(Extracted records)
+ + +
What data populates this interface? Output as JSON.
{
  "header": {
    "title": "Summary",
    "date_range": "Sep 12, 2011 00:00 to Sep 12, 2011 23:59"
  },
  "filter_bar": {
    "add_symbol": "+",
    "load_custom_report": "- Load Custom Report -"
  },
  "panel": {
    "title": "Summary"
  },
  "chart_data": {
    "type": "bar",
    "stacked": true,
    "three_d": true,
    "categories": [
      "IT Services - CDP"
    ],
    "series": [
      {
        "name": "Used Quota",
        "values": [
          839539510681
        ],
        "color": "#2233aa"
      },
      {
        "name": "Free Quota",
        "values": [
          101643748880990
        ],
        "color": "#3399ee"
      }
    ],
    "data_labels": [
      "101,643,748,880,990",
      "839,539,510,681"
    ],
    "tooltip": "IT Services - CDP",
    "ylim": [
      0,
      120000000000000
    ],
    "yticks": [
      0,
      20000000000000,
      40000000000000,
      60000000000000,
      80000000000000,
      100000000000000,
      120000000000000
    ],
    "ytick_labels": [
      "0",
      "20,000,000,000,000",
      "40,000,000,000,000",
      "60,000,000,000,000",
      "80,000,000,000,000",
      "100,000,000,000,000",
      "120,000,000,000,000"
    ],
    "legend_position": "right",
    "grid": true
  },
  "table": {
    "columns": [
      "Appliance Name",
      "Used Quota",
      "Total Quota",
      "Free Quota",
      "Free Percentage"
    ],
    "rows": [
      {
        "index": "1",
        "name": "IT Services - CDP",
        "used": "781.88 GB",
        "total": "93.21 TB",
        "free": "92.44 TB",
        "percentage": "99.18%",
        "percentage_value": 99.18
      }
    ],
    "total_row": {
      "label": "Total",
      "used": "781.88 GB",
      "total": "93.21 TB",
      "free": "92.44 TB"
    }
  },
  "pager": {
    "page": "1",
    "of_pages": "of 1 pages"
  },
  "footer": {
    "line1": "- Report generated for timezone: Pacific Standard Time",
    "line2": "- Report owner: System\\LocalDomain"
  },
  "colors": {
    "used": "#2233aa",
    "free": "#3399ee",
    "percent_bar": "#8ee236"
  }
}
+ + +
Exercise task: Using the listing above, retype each line exactly.

Reply:
What data populates this interface? Output as JSON.
{
  "header": {
    "title": "Summary",
    "date_range": "Sep 12, 2011 00:00 to Sep 12, 2011 23:59"
  },
  "filter_bar": {
    "add_symbol": "+",
    "load_custom_report": "- Load Custom Report -"
  },
  "panel": {
    "title": "Summary"
  },
  "chart_data": {
    "type": "bar",
    "stacked": true,
    "three_d": true,
    "categories": [
      "IT Services - CDP"
    ],
    "series": [
      {
        "name": "Used Quota",
        "values": [
          839539510681
        ],
        "color": "#2233aa"
      },
      {
        "name": "Free Quota",
        "values": [
          101643748880990
        ],
        "color": "#3399ee"
      }
    ],
    "data_labels": [
      "101,643,748,880,990",
      "839,539,510,681"
    ],
    "tooltip": "IT Services - CDP",
    "ylim": [
      0,
      120000000000000
    ],
    "yticks": [
      0,
      20000000000000,
      40000000000000,
      60000000000000,
      80000000000000,
      100000000000000,
      120000000000000
    ],
    "ytick_labels": [
      "0",
      "20,000,000,000,000",
      "40,000,000,000,000",
      "60,000,000,000,000",
      "80,000,000,000,000",
      "100,000,000,000,000",
      "120,000,000,000,000"
    ],
    "legend_position": "right",
    "grid": true
  },
  "table": {
    "columns": [
      "Appliance Name",
      "Used Quota",
      "Total Quota",
      "Free Quota",
      "Free Percentage"
    ],
    "rows": [
      {
        "index": "1",
        "name": "IT Services - CDP",
        "used": "781.88 GB",
        "total": "93.21 TB",
        "free": "92.44 TB",
        "percentage": "99.18%",
        "percentage_value": 99.18
      }
    ],
    "total_row": {
      "label": "Total",
      "used": "781.88 GB",
      "total": "93.21 TB",
      "free": "92.44 TB"
    }
  },
  "pager": {
    "page": "1",
    "of_pages": "of 1 pages"
  },
  "footer": {
    "line1": "- Report generated for timezone: Pacific Standard Time",
    "line2": "- Report owner: System\\LocalDomain"
  },
  "colors": {
    "used": "#2233aa",
    "free": "#3399ee",
    "percent_bar": "#8ee236"
  }
}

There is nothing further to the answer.